[START MATERIAL PROVIDED]

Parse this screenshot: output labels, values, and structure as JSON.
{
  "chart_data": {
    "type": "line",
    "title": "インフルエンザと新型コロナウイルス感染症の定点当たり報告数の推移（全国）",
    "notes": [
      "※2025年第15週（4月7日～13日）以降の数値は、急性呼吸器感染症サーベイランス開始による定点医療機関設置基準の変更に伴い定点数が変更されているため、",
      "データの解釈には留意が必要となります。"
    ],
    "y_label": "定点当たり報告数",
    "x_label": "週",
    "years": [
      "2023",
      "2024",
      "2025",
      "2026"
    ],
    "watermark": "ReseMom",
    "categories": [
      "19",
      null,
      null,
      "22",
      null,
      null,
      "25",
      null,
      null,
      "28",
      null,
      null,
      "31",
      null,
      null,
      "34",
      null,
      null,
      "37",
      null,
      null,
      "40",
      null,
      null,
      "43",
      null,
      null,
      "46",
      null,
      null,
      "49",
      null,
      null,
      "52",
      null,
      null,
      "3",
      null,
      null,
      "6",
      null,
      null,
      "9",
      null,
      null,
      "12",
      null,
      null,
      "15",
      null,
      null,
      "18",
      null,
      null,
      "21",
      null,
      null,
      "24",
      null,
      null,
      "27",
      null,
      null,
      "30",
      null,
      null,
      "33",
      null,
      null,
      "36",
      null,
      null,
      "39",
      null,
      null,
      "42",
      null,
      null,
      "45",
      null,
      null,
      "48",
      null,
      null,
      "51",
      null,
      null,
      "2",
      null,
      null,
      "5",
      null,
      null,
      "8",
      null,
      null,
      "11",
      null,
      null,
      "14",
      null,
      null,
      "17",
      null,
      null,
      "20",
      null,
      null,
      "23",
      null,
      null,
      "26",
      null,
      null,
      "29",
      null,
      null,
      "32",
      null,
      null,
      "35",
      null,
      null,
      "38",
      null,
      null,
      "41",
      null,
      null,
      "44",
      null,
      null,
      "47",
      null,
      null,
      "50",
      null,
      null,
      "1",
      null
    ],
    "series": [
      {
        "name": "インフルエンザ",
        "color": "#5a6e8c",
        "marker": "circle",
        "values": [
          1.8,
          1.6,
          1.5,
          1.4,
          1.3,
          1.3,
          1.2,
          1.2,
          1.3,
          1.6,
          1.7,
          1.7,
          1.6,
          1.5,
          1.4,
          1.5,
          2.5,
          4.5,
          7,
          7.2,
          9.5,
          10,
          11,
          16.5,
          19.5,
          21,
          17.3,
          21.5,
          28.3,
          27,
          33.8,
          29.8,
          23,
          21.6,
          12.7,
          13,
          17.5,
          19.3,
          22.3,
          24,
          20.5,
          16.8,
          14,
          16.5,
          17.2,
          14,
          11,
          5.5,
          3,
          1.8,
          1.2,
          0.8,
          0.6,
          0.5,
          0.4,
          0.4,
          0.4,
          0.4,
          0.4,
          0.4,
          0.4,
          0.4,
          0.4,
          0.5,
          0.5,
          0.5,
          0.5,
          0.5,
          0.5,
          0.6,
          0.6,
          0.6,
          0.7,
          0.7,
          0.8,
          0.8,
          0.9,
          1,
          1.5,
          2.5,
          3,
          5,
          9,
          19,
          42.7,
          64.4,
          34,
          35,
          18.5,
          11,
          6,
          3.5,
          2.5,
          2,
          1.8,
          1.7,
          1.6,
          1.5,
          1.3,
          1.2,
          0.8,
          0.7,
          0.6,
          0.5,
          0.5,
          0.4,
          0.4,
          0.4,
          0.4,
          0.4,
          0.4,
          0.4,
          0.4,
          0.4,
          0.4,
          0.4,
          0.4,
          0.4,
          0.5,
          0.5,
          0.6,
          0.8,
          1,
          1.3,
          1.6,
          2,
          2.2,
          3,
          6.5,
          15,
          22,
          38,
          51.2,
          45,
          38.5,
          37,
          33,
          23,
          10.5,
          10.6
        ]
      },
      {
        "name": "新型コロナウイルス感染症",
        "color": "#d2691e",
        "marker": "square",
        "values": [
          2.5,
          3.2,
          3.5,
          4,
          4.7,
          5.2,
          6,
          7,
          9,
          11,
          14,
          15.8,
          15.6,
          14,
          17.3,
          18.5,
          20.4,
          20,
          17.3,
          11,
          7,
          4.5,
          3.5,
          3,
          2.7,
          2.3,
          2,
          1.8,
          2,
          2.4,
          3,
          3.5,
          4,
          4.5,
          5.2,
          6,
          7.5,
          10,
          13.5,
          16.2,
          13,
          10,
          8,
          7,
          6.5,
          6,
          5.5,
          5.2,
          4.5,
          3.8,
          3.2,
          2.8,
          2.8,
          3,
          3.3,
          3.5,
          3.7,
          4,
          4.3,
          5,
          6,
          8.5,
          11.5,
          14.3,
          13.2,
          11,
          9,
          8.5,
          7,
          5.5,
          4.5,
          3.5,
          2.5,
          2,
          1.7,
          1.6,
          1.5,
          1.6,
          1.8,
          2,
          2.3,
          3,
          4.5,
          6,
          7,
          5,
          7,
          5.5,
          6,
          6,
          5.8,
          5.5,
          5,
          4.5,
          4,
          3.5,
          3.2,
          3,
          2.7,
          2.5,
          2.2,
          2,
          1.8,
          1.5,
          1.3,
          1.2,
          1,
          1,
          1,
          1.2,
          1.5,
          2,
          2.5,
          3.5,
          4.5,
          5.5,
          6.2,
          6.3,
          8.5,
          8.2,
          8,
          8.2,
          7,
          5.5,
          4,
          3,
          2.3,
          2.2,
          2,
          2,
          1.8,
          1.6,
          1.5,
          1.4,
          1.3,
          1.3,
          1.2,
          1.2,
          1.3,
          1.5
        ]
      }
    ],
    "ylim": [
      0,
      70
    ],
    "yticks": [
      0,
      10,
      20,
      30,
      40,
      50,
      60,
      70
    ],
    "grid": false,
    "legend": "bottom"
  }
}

[END MATERIAL PROVIDED]

Return each entry from above without altering a single character.

EXERCISE SOLUTION:
Parse this screenshot: output labels, values, and structure as JSON.
{
  "chart_data": {
    "type": "line",
    "title": "インフルエンザと新型コロナウイルス感染症の定点当たり報告数の推移（全国）",
    "notes": [
      "※2025年第15週（4月7日～13日）以降の数値は、急性呼吸器感染症サーベイランス開始による定点医療機関設置基準の変更に伴い定点数が変更されているため、",
      "データの解釈には留意が必要となります。"
    ],
    "y_label": "定点当たり報告数",
    "x_label": "週",
    "years": [
      "2023",
      "2024",
      "2025",
      "2026"
    ],
    "watermark": "ReseMom",
    "categories": [
      "19",
      null,
      null,
      "22",
      null,
      null,
      "25",
      null,
      null,
      "28",
      null,
      null,
      "31",
      null,
      null,
      "34",
      null,
      null,
      "37",
      null,
      null,
      "40",
      null,
      null,
      "43",
      null,
      null,
      "46",
      null,
      null,
      "49",
      null,
      null,
      "52",
      null,
      null,
      "3",
      null,
      null,
      "6",
      null,
      null,
      "9",
      null,
      null,
      "12",
      null,
      null,
      "15",
      null,
      null,
      "18",
      null,
      null,
      "21",
      null,
      null,
      "24",
      null,
      null,
      "27",
      null,
      null,
      "30",
      null,
      null,
      "33",
      null,
      null,
      "36",
      null,
      null,
      "39",
      null,
      null,
      "42",
      null,
      null,
      "45",
      null,
      null,
      "48",
      null,
      null,
      "51",
      null,
      null,
      "2",
      null,
      null,
      "5",
      null,
      null,
      "8",
      null,
      null,
      "11",
      null,
      null,
      "14",
      null,
      null,
      "17",
      null,
      null,
      "20",
      null,
      null,
      "23",
      null,
      null,
      "26",
      null,
      null,
      "29",
      null,
      null,
      "32",
      null,
      null,
      "35",
      null,
      null,
      "38",
      null,
      null,
      "41",
      null,
      null,
      "44",
      null,
      null,
      "47",
      null,
      null,
      "50",
      null,
      null,
      "1",
      null
    ],
    "series": [
      {
        "name": "インフルエンザ",
        "color": "#5a6e8c",
        "marker": "circle",
        "values": [
          1.8,
          1.6,
          1.5,
          1.4,
          1.3,
          1.3,
          1.2,
          1.2,
          1.3,
          1.6,
          1.7,
          1.7,
          1.6,
          1.5,
          1.4,
          1.5,
          2.5,
          4.5,
          7,
          7.2,
          9.5,
          10,
          11,
          16.5,
          19.5,
          21,
          17.3,
          21.5,
          28.3,
          27,
          33.8,
          29.8,
          23,
          21.6,
          12.7,
          13,
          17.5,
          19.3,
          22.3,
          24,
          20.5,
          16.8,
          14,
          16.5,
          17.2,
          14,
          11,
          5.5,
          3,
          1.8,
          1.2,
          0.8,
          0.6,
          0.5,
          0.4,
          0.4,
          0.4,
          0.4,
          0.4,
          0.4,
          0.4,
          0.4,
          0.4,
          0.5,
          0.5,
          0.5,
          0.5,
          0.5,
          0.5,
          0.6,
          0.6,
          0.6,
          0.7,
          0.7,
          0.8,
          0.8,
          0.9,
          1,
          1.5,
          2.5,
          3,
          5,
          9,
          19,
          42.7,
          64.4,
          34,
          35,
          18.5,
          11,
          6,
          3.5,
          2.5,
          2,
          1.8,
          1.7,
          1.6,
          1.5,
          1.3,
          1.2,
          0.8,
          0.7,
          0.6,
          0.5,
          0.5,
          0.4,
          0.4,
          0.4,
          0.4,
          0.4,
          0.4,
          0.4,
          0.4,
          0.4,
          0.4,
          0.4,
          0.4,
          0.4,
          0.5,
          0.5,
          0.6,
          0.8,
          1,
          1.3,
          1.6,
          2,
          2.2,
          3,
          6.5,
          15,
          22,
          38,
          51.2,
          45,
          38.5,
          37,
          33,
          23,
          10.5,
          10.6
        ]
      },
      {
        "name": "新型コロナウイルス感染症",
        "color": "#d2691e",
        "marker": "square",
        "values": [
          2.5,
          3.2,
          3.5,
          4,
          4.7,
          5.2,
          6,
          7,
          9,
          11,
          14,
          15.8,
          15.6,
          14,
          17.3,
          18.5,
          20.4,
          20,
          17.3,
          11,
          7,
          4.5,
          3.5,
          3,
          2.7,
          2.3,
          2,
          1.8,
          2,
          2.4,
          3,
          3.5,
          4,
          4.5,
          5.2,
          6,
          7.5,
          10,
          13.5,
          16.2,
          13,
          10,
          8,
          7,
          6.5,
          6,
          5.5,
          5.2,
          4.5,
          3.8,
          3.2,
          2.8,
          2.8,
          3,
          3.3,
          3.5,
          3.7,
          4,
          4.3,
          5,
          6,
          8.5,
          11.5,
          14.3,
          13.2,
          11,
          9,
          8.5,
          7,
          5.5,
          4.5,
          3.5,
          2.5,
          2,
          1.7,
          1.6,
          1.5,
          1.6,
          1.8,
          2,
          2.3,
          3,
          4.5,
          6,
          7,
          5,
          7,
          5.5,
          6,
          6,
          5.8,
          5.5,
          5,
          4.5,
          4,
          3.5,
          3.2,
          3,
          2.7,
          2.5,
          2.2,
          2,
          1.8,
          1.5,
          1.3,
          1.2,
          1,
          1,
          1,
          1.2,
          1.5,
          2,
          2.5,
          3.5,
          4.5,
          5.5,
          6.2,
          6.3,
          8.5,
          8.2,
          8,
          8.2,
          7,
          5.5,
          4,
          3,
          2.3,
          2.2,
          2,
          2,
          1.8,
          1.6,
          1.5,
          1.4,
          1.3,
          1.3,
          1.2,
          1.2,
          1.3,
          1.5
        ]
      }
    ],
    "ylim": [
      0,
      70
    ],
    "yticks": [
      0,
      10,
      20,
      30,
      40,
      50,
      60,
      70
    ],
    "grid": false,
    "legend": "bottom"
  }
}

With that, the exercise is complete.